Directions:
Write out each record again exactly as it stands.

(Recorded data)
________________________

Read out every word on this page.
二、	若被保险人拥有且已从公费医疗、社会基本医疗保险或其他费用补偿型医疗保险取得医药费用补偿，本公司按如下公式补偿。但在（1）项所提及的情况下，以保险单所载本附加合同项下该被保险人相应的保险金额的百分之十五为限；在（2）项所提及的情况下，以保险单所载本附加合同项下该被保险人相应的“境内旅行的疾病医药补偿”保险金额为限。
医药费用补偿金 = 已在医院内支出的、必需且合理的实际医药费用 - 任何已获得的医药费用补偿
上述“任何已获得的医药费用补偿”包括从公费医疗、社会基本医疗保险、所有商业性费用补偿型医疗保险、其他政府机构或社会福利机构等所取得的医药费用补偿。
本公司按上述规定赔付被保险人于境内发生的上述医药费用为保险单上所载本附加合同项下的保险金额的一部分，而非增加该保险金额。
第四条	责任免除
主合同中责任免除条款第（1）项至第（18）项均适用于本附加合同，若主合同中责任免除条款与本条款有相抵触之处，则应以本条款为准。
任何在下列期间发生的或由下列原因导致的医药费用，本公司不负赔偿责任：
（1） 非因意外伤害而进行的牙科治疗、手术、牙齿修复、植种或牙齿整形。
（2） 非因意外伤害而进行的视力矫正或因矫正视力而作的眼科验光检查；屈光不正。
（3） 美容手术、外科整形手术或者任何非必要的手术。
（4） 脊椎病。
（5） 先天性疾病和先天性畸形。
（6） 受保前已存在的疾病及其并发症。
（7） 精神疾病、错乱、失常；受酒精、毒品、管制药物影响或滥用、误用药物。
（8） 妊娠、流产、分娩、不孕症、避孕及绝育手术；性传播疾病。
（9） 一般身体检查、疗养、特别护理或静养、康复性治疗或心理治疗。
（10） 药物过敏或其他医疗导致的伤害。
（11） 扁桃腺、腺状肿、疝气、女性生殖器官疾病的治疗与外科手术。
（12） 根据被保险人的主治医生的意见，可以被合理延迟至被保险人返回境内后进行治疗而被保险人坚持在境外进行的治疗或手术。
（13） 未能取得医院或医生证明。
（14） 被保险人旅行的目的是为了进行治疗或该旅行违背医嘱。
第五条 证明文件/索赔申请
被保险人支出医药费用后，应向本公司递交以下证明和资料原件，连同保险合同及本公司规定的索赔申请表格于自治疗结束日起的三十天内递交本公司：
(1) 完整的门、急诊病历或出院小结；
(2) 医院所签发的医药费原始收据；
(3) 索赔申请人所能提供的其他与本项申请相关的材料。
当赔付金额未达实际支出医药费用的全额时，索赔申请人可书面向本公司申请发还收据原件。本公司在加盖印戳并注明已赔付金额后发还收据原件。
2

________________________

The response:
Read out every word on this page.
二、	若被保险人拥有且已从公费医疗、社会基本医疗保险或其他费用补偿型医疗保险取得医药费用补偿，本公司按如下公式补偿。但在（1）项所提及的情况下，以保险单所载本附加合同项下该被保险人相应的保险金额的百分之十五为限；在（2）项所提及的情况下，以保险单所载本附加合同项下该被保险人相应的“境内旅行的疾病医药补偿”保险金额为限。
医药费用补偿金 = 已在医院内支出的、必需且合理的实际医药费用 - 任何已获得的医药费用补偿
上述“任何已获得的医药费用补偿”包括从公费医疗、社会基本医疗保险、所有商业性费用补偿型医疗保险、其他政府机构或社会福利机构等所取得的医药费用补偿。
本公司按上述规定赔付被保险人于境内发生的上述医药费用为保险单上所载本附加合同项下的保险金额的一部分，而非增加该保险金额。
第四条	责任免除
主合同中责任免除条款第（1）项至第（18）项均适用于本附加合同，若主合同中责任免除条款与本条款有相抵触之处，则应以本条款为准。
任何在下列期间发生的或由下列原因导致的医药费用，本公司不负赔偿责任：
（1） 非因意外伤害而进行的牙科治疗、手术、牙齿修复、植种或牙齿整形。
（2） 非因意外伤害而进行的视力矫正或因矫正视力而作的眼科验光检查；屈光不正。
（3） 美容手术、外科整形手术或者任何非必要的手术。
（4） 脊椎病。
（5） 先天性疾病和先天性畸形。
（6） 受保前已存在的疾病及其并发症。
（7） 精神疾病、错乱、失常；受酒精、毒品、管制药物影响或滥用、误用药物。
（8） 妊娠、流产、分娩、不孕症、避孕及绝育手术；性传播疾病。
（9） 一般身体检查、疗养、特别护理或静养、康复性治疗或心理治疗。
（10） 药物过敏或其他医疗导致的伤害。
（11） 扁桃腺、腺状肿、疝气、女性生殖器官疾病的治疗与外科手术。
（12） 根据被保险人的主治医生的意见，可以被合理延迟至被保险人返回境内后进行治疗而被保险人坚持在境外进行的治疗或手术。
（13） 未能取得医院或医生证明。
（14） 被保险人旅行的目的是为了进行治疗或该旅行违背医嘱。
第五条 证明文件/索赔申请
被保险人支出医药费用后，应向本公司递交以下证明和资料原件，连同保险合同及本公司规定的索赔申请表格于自治疗结束日起的三十天内递交本公司：
(1) 完整的门、急诊病历或出院小结；
(2) 医院所签发的医药费原始收据；
(3) 索赔申请人所能提供的其他与本项申请相关的材料。
当赔付金额未达实际支出医药费用的全额时，索赔申请人可书面向本公司申请发还收据原件。本公司在加盖印戳并注明已赔付金额后发还收据原件。
2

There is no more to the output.